• [PROMPT] Below is a block of records: output all of them exactly and leave out the pictures.
*** PROVIDED RECORDS ***
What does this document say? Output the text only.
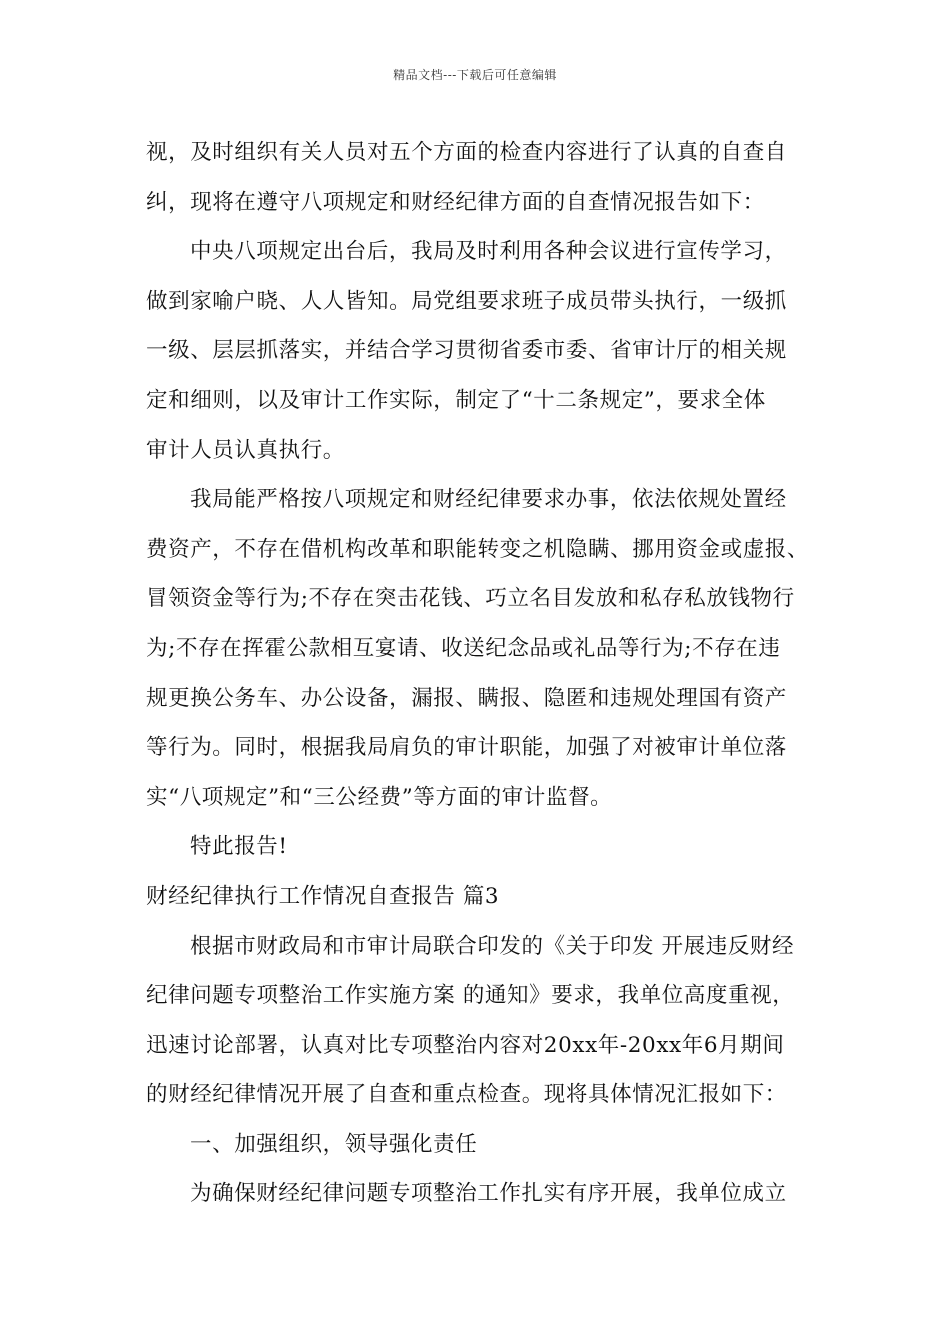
精品文档---下载后可任意编辑
视，及时组织有关人员对五个方面的检查内容进行了认真的自查自
纠，现将在遵守八项规定和财经纪律方面的自查情况报告如下：
中央八项规定出台后，我局及时利用各种会议进行宣传学习，
做到家喻户晓、人人皆知。局党组要求班子成员带头执行，一级抓
一级、层层抓落实，并结合学习贯彻省委市委、省审计厅的相关规
定和细则，以及审计工作实际，制定了“十二条规定”，要求全体
审计人员认真执行。
我局能严格按八项规定和财经纪律要求办事，依法依规处置经
费资产，不存在借机构改革和职能转变之机隐瞒、挪用资金或虚报、
冒领资金等行为;不存在突击花钱、巧立名目发放和私存私放钱物行
为;不存在挥霍公款相互宴请、收送纪念品或礼品等行为;不存在违
规更换公务车、办公设备，漏报、瞒报、隐匿和违规处理国有资产
等行为。同时，根据我局肩负的审计职能，加强了对被审计单位落
实“八项规定”和“三公经费”等方面的审计监督。
特此报告!
财经纪律执行工作情况自查报告 篇3
根据市财政局和市审计局联合印发的《关于印发 开展违反财经
纪律问题专项整治工作实施方案 的通知》要求，我单位高度重视，
迅速讨论部署，认真对比专项整治内容对20xx年-20xx年6月期间
的财经纪律情况开展了自查和重点检查。现将具体情况汇报如下：
一、加强组织，领导强化责任
为确保财经纪律问题专项整治工作扎实有序开展，我单位成立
***
• [OUTPUT OF THE EXERCISE]
What does this document say? Output the text only.
精品文档---下载后可任意编辑
视，及时组织有关人员对五个方面的检查内容进行了认真的自查自
纠，现将在遵守八项规定和财经纪律方面的自查情况报告如下：
中央八项规定出台后，我局及时利用各种会议进行宣传学习，
做到家喻户晓、人人皆知。局党组要求班子成员带头执行，一级抓
一级、层层抓落实，并结合学习贯彻省委市委、省审计厅的相关规
定和细则，以及审计工作实际，制定了“十二条规定”，要求全体
审计人员认真执行。
我局能严格按八项规定和财经纪律要求办事，依法依规处置经
费资产，不存在借机构改革和职能转变之机隐瞒、挪用资金或虚报、
冒领资金等行为;不存在突击花钱、巧立名目发放和私存私放钱物行
为;不存在挥霍公款相互宴请、收送纪念品或礼品等行为;不存在违
规更换公务车、办公设备，漏报、瞒报、隐匿和违规处理国有资产
等行为。同时，根据我局肩负的审计职能，加强了对被审计单位落
实“八项规定”和“三公经费”等方面的审计监督。
特此报告!
财经纪律执行工作情况自查报告 篇3
根据市财政局和市审计局联合印发的《关于印发 开展违反财经
纪律问题专项整治工作实施方案 的通知》要求，我单位高度重视，
迅速讨论部署，认真对比专项整治内容对20xx年-20xx年6月期间
的财经纪律情况开展了自查和重点检查。现将具体情况汇报如下：
一、加强组织，领导强化责任
为确保财经纪律问题专项整治工作扎实有序开展，我单位成立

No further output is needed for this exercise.